Exercise objective. Every line that holds "Analyzer" should be shown.

((

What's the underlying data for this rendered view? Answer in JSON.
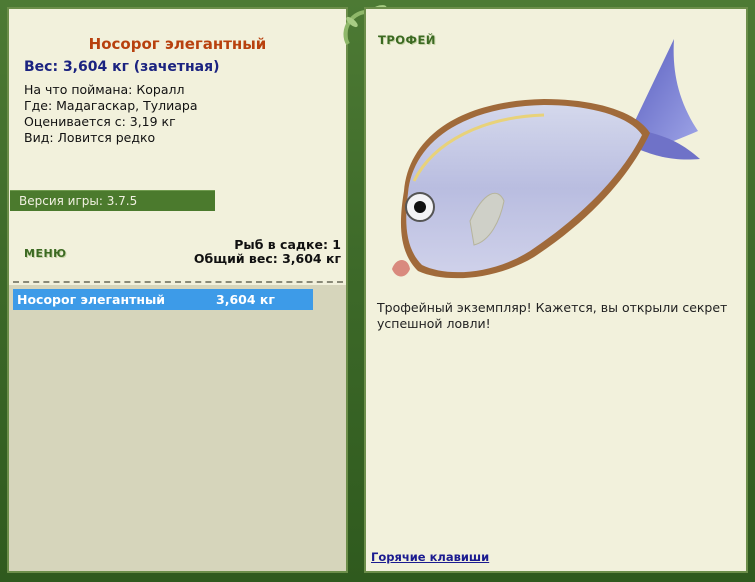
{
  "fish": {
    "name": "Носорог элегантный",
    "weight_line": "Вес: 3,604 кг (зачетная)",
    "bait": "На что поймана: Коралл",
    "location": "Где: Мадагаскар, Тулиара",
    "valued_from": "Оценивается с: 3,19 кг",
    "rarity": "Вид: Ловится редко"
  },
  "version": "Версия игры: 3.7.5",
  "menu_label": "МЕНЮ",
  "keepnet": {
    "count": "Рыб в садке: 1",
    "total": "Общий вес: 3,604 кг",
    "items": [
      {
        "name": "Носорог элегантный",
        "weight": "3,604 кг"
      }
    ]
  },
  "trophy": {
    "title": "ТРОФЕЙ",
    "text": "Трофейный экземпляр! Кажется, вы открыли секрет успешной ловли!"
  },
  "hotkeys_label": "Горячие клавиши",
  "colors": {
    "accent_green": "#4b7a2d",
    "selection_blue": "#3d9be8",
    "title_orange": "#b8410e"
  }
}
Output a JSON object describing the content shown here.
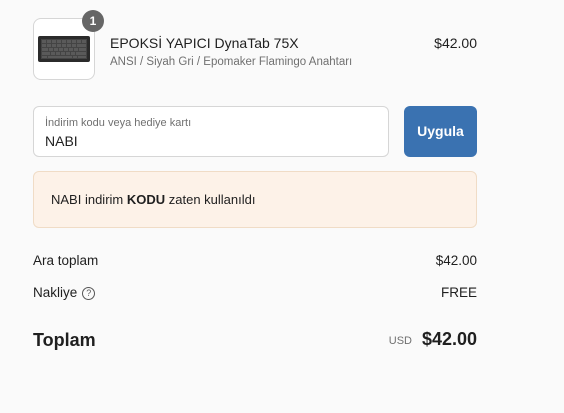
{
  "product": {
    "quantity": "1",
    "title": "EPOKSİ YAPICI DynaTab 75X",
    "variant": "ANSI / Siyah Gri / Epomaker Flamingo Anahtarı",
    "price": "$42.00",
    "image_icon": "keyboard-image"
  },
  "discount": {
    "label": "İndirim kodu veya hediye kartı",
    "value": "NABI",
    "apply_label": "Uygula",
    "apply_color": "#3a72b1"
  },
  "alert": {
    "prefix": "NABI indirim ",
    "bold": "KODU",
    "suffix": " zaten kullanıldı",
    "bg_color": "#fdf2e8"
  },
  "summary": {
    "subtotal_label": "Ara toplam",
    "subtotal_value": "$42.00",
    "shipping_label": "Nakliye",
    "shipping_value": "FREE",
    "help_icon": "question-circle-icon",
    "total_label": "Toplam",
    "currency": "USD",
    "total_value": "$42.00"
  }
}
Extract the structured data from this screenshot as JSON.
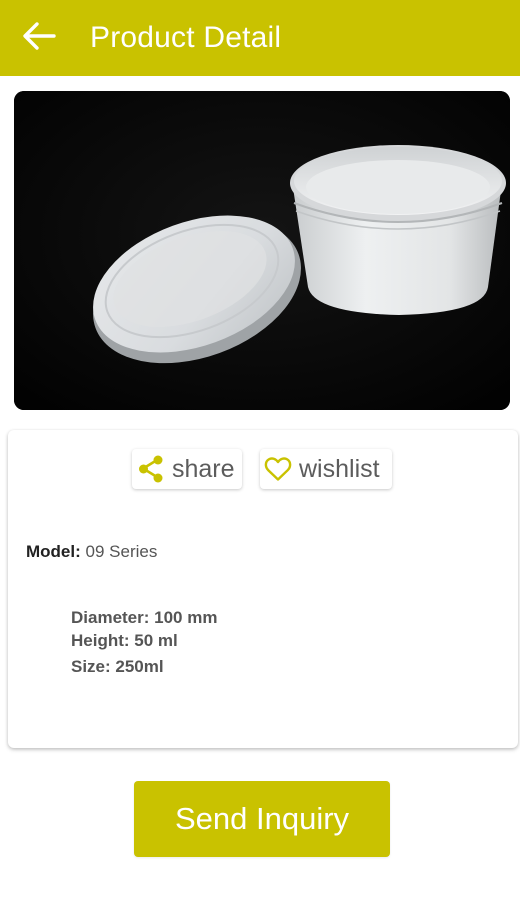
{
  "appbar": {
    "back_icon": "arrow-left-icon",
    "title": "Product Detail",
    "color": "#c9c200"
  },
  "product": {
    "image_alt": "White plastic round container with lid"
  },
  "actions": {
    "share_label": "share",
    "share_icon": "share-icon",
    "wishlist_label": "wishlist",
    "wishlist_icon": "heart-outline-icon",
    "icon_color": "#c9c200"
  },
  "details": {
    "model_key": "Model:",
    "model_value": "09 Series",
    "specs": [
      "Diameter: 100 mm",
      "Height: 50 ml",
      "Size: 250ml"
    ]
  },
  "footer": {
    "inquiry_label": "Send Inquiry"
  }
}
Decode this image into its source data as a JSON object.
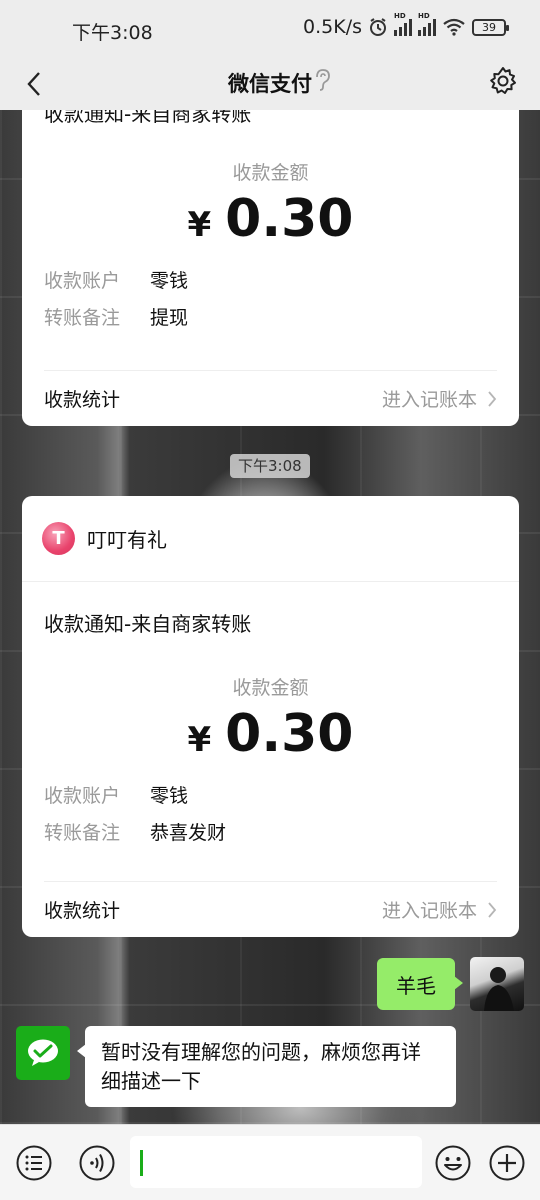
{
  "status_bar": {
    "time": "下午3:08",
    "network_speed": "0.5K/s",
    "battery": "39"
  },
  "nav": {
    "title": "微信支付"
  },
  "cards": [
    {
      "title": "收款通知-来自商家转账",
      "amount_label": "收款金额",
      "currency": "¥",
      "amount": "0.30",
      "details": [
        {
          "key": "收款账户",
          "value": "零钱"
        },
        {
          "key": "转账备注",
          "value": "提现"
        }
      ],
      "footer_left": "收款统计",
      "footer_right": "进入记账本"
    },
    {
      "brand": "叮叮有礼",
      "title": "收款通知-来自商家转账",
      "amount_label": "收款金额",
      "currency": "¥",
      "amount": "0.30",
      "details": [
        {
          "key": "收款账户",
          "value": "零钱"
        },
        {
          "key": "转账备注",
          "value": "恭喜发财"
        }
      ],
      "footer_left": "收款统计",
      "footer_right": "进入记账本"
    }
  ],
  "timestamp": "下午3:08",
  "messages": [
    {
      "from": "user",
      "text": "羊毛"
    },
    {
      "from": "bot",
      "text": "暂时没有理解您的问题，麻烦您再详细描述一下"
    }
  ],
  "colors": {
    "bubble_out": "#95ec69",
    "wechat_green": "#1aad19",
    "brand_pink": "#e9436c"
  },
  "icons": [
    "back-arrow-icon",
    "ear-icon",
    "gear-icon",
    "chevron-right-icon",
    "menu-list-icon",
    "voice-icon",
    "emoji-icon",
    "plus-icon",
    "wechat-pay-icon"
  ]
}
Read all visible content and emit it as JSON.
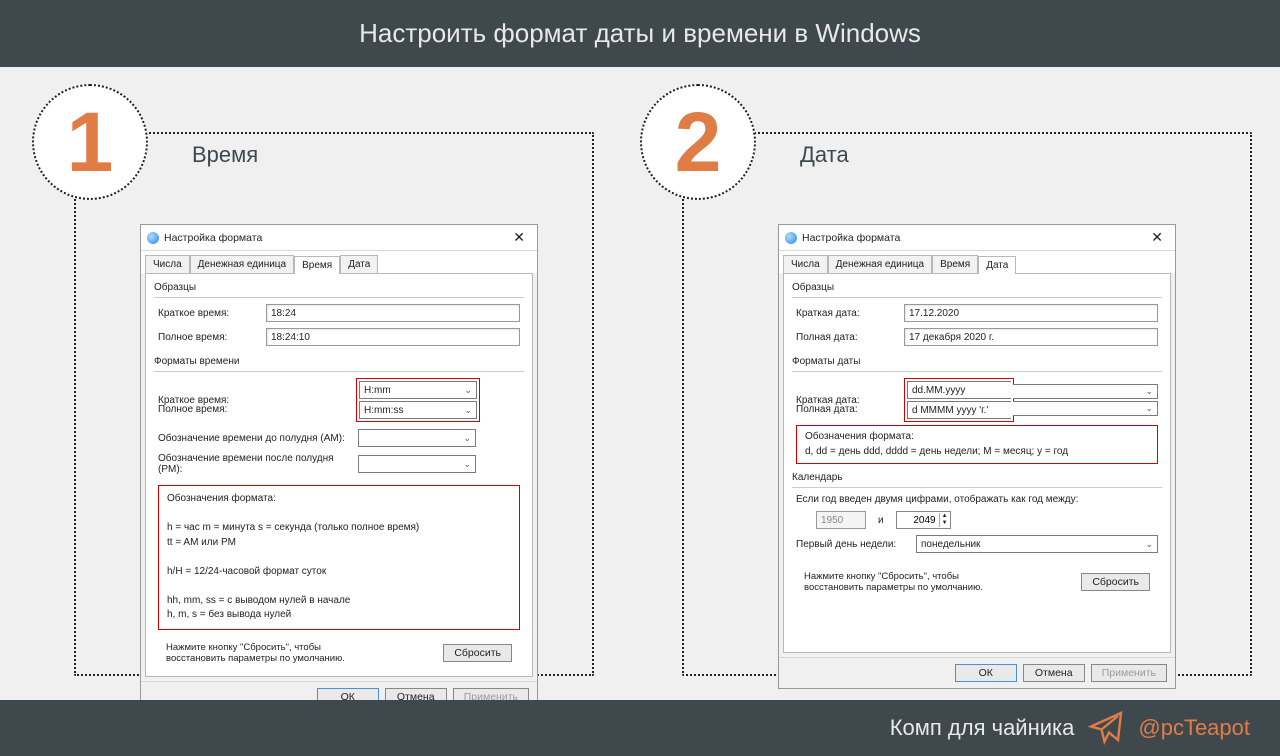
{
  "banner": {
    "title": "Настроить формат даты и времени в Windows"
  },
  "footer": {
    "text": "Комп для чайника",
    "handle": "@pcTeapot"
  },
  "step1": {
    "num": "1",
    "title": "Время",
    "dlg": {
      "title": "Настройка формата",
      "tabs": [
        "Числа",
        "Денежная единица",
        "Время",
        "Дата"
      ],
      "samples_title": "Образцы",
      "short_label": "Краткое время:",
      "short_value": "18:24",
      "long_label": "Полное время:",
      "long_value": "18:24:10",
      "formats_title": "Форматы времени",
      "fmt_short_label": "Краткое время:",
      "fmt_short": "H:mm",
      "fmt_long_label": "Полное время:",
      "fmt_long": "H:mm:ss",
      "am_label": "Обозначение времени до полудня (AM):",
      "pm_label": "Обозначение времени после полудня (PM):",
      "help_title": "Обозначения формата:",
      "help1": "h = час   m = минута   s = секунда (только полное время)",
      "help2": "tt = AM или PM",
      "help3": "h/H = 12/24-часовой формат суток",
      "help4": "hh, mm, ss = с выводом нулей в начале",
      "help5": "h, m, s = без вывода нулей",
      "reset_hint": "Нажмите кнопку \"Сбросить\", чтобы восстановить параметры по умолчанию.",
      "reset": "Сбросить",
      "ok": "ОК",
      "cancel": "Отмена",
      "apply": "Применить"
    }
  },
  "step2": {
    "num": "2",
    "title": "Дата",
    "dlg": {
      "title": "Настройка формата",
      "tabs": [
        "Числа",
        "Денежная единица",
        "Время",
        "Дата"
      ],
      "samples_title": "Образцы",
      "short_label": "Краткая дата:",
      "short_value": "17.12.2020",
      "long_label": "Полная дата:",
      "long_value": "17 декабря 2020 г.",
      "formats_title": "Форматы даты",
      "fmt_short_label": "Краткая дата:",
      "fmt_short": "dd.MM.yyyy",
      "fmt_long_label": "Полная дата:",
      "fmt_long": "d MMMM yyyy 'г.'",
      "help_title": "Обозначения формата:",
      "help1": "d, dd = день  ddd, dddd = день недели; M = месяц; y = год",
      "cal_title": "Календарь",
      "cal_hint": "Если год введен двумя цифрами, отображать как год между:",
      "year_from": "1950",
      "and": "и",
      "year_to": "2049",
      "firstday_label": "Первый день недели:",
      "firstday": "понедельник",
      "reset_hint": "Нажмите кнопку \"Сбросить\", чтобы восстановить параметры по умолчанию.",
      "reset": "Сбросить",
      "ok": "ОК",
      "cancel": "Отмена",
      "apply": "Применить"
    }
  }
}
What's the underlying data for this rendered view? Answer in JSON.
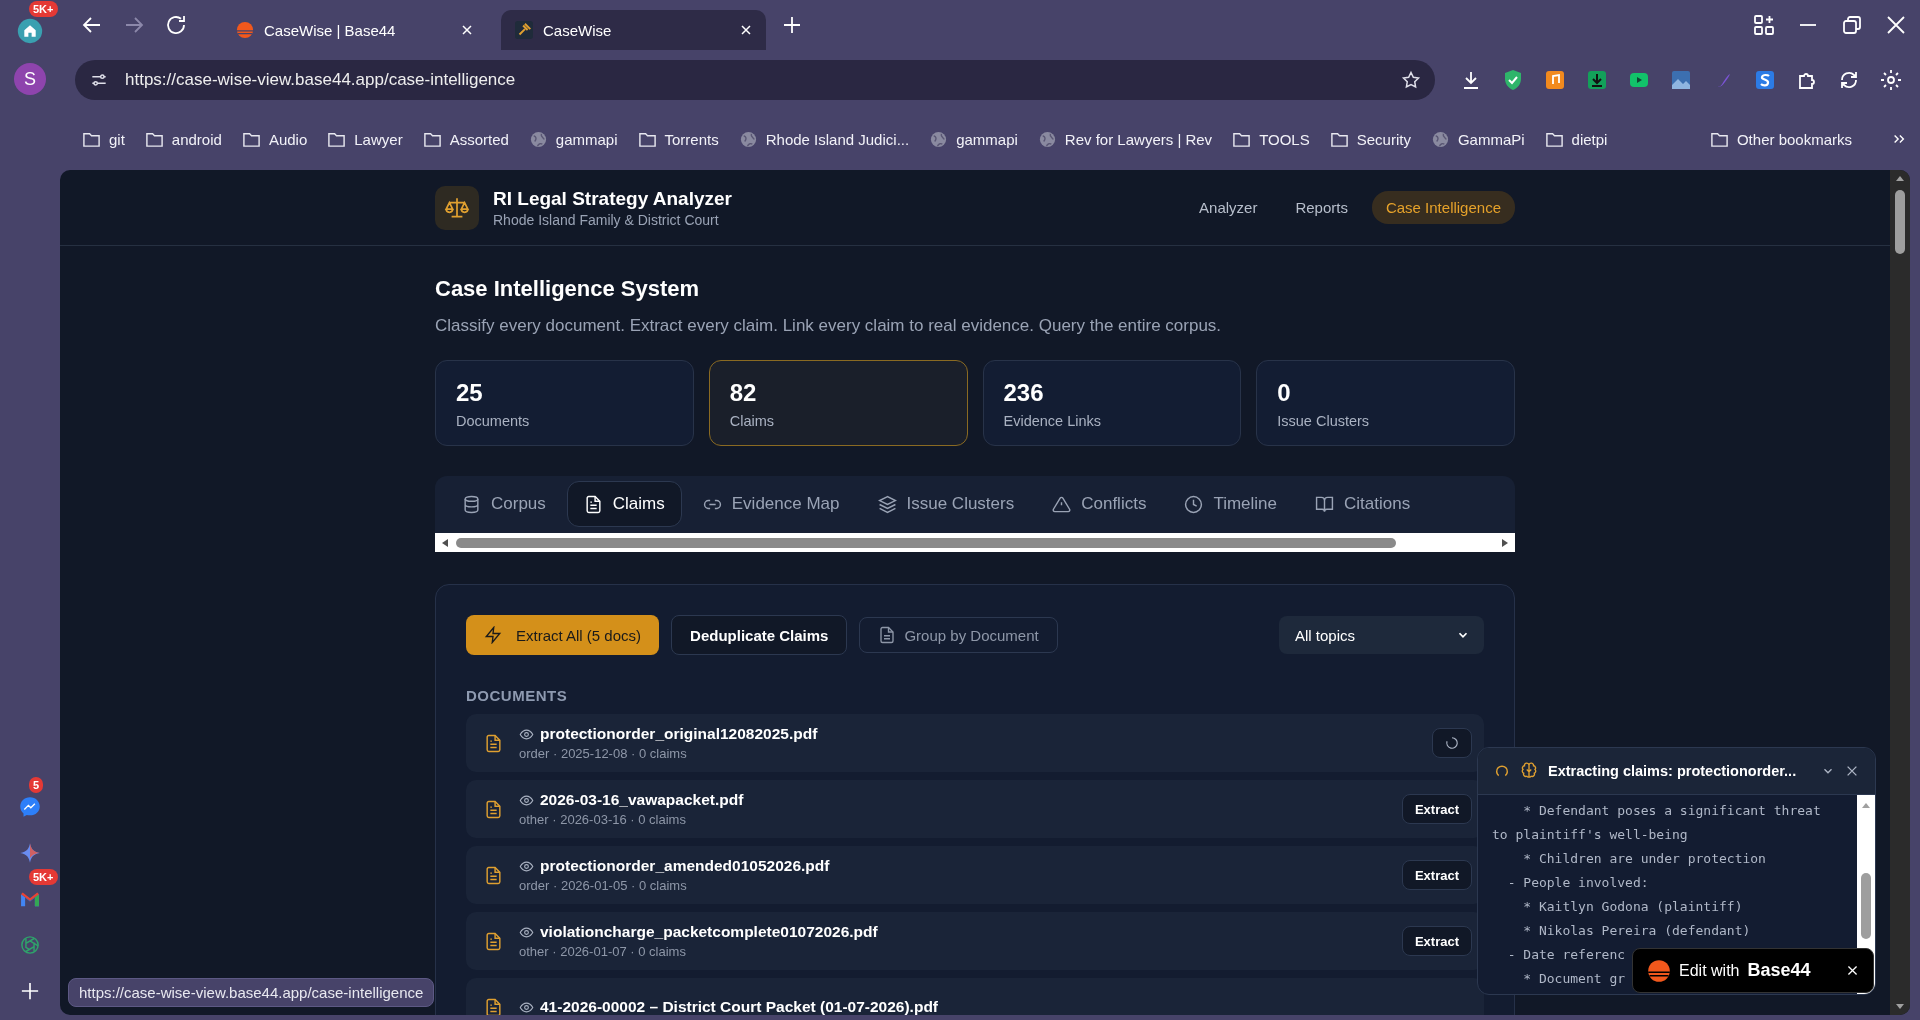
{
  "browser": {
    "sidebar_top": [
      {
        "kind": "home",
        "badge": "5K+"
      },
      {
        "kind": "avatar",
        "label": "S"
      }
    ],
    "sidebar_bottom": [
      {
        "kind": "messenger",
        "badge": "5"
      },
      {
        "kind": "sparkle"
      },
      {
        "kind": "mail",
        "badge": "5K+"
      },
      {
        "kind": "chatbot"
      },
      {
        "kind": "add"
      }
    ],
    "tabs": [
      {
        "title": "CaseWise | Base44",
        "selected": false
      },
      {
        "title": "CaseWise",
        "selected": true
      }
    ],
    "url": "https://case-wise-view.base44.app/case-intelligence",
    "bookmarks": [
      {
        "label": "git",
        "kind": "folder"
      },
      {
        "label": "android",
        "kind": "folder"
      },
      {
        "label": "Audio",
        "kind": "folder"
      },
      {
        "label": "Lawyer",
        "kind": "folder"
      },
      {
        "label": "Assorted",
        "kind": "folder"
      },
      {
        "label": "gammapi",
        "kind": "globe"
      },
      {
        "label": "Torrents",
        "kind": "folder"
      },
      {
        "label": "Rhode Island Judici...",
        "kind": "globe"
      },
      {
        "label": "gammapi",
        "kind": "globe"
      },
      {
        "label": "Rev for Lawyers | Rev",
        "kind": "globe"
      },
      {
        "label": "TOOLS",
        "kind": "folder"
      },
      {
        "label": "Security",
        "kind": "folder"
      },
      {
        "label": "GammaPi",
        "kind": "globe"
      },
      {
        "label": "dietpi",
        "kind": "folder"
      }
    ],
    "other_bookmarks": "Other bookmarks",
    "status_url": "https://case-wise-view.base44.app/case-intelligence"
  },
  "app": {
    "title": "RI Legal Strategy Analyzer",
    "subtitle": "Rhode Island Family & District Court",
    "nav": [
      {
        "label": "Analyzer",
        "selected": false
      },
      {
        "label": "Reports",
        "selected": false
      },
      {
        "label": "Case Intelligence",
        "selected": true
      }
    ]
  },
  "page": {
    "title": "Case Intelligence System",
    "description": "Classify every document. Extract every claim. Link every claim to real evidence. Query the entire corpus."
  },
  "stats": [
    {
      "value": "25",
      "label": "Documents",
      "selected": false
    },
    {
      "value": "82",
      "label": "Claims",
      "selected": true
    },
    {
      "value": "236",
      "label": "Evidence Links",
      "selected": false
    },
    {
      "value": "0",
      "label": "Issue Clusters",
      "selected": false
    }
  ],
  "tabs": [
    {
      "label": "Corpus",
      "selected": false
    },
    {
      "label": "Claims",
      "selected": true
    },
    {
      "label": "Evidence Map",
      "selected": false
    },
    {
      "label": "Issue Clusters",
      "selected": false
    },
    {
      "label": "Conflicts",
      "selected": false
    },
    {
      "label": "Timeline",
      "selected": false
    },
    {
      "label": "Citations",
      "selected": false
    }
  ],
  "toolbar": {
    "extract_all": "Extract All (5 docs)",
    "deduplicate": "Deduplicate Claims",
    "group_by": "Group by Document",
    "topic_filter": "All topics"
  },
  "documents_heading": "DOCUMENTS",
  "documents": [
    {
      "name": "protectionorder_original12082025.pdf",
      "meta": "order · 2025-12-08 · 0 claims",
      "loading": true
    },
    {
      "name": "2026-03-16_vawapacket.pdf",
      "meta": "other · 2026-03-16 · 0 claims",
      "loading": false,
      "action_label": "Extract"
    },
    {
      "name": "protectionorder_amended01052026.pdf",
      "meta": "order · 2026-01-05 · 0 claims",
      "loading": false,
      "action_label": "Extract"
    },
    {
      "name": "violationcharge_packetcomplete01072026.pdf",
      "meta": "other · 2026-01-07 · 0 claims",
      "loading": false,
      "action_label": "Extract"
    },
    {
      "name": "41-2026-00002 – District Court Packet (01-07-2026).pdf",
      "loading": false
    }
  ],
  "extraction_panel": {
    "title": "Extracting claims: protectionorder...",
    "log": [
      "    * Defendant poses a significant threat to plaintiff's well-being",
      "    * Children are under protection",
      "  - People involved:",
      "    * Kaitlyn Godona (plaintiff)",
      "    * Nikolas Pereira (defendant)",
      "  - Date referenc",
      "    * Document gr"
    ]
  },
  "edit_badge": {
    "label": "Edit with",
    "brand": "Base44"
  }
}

))

Answer for the task.
    "title": "RI Legal Strategy Analyzer",
        "label": "Analyzer",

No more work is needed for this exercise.